Top of Text excerpt

Composting in the Sunflower State

What is Composting?

Composting is the biological decomposition of organic waste, such as food or plant materials. These organic materials can be broken down by bacteria, fungi, worms, and other organisms. Aerobic composting happens as long as there is the presence of oxygen. Compost energizes the soil and the life forms within it, helping plants withstand common diseases, and giving fruits and vegetables enhanced flavors and nutrition.

Tip: In Kansas, the term "composting" does not apply to manure piles, whether turned or not, nor to yard waste directly applied to agricultural land. (K.A.R. 28-29-3)

Why start composting?

There are many benefits to composting; the first is that it reduces the volume of the waste stream. Organic material can't break down in landfills due to the lack of oxygen. Without the oxygen-rich conditions, the rotting material releases methane gas, which is a loss of carbon if not captured and used as fuel. Instead, when the organic material such as vegetable scraps or a bouquet of wilting flowers is composted, it can be broken down and rebirthed into a soil enhancer - which is good for the environment, your garden, and you!

Here's how compost enhances your soil:

  • Stores nitrogen and releases it when plants need it most!
  • Works well as a mulch to keep moisture and suppress weed growth.
  • Enables better water infiltration into the soil.
  • Loosens tight soils, preventing erosion and the baking effect of the sun.
  • Helps destroy unwanted pathogens.
  • Kills some of the weed seeds.
  • Improves quality of water by breaking down pollutants.
  • Stimulates better growth of plant roots.

What types of composting are there?

Traditional Composting

Composting is very easy to do in your backyard or even in an apartment complex. But first, you need to determine what kind of composting process works best for you. If you plan on composting yard waste such as grass clippings, leaves, twigs, branches, small wood chips, and garden waste, you can get by with a pile on the bare ground. But if you are worried about how your compost pile will look or smell, or if you plan on composting kitchen scraps, a closed compost bin is the way to go.

There are several types of closed compost bins, including ones that you can rotate in a barrel-like casing. These help create compost at a quicker rate. Compost bins don't have to be fancy; in fact, you can find tutorials on how to make one yourself! Closed compost bins enjoy an occasional stirring and moisture addition, but overall are low maintenance and will keep wildlife at bay. Check out this short video from the K-State Research and Extension Office:

Check out this short video from the K-State Research and Extension Office:


Vermicomposting isn't the most attractive name, but it just might be one of the coolest ways to compost. It involves a bunch of WoRmS! Red wigglers, to be exact. Vermicomposting is mainly an indoor way to compost because it needs a cool dark space for the worms to their magic. All you need is a bin (with some air holes of course), some bedding such as shredded newspaper, moisture (lightly damp paper is a very hospitable bed for your worms), and your table scraps! The worms will eat away at the food and produce castings, or like gardeners, refer to gold! However, worms don't prefer citrus, bones or meat.

Bottom of Text excerpt
Top of Listed entries

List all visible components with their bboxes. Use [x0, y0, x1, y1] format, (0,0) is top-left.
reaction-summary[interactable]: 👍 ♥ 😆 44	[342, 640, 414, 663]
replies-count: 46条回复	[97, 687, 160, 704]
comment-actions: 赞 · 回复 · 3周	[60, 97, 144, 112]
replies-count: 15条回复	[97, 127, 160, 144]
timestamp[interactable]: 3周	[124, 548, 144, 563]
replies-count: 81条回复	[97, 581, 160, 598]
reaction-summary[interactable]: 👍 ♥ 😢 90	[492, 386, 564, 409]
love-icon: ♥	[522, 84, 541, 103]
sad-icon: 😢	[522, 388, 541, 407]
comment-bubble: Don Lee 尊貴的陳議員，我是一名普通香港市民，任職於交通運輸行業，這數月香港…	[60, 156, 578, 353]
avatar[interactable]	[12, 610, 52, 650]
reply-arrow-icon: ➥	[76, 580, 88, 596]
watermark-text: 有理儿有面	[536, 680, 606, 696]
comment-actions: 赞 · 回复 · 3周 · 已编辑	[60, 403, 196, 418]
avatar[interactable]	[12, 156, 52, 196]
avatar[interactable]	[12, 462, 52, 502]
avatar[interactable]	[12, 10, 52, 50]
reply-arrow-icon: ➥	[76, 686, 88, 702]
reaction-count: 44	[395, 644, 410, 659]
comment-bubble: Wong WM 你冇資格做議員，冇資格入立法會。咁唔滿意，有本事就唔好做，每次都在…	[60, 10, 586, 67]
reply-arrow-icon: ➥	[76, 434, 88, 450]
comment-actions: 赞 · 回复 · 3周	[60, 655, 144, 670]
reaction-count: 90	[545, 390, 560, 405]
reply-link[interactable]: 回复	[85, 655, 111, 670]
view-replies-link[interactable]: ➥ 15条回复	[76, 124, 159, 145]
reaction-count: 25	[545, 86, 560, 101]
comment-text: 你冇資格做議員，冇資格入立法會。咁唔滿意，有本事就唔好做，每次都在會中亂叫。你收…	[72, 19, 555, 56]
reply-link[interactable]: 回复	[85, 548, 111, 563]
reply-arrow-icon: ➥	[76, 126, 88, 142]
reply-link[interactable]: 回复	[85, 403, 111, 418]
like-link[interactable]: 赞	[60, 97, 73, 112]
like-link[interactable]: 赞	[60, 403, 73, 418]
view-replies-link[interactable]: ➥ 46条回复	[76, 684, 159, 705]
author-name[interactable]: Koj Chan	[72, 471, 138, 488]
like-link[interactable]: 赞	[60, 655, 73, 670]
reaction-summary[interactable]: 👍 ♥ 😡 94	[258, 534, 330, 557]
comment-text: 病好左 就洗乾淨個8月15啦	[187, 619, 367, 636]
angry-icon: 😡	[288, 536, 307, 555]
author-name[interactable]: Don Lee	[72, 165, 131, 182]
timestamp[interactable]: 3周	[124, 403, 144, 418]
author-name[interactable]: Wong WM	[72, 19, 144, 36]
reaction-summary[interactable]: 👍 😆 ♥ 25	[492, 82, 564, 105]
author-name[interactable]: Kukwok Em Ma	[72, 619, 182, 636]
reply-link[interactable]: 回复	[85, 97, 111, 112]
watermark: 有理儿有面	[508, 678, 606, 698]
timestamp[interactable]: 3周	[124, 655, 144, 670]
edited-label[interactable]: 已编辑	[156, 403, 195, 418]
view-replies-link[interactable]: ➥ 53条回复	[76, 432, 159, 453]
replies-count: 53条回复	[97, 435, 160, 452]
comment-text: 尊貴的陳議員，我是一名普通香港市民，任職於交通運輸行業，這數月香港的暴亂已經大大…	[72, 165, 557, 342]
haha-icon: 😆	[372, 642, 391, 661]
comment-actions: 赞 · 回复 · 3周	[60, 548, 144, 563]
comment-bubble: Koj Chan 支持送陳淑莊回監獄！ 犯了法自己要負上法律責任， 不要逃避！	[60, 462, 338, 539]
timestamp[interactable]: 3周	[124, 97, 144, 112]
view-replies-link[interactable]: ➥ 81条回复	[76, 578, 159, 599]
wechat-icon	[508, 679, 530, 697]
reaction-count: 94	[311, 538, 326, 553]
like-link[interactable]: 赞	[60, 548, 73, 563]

Bottom of Listed entries

**What is needed**
Answer these questions from the composting text:
1. What gas does rotting organic material release in landfills?
2. What kind of worms does vermicomposting use?
3. Which three things do worms not prefer?
These listing records were taken from a separate source.

**Task response**
1. Methane gas
2. Red wigglers
3. Citrus, bones, and meat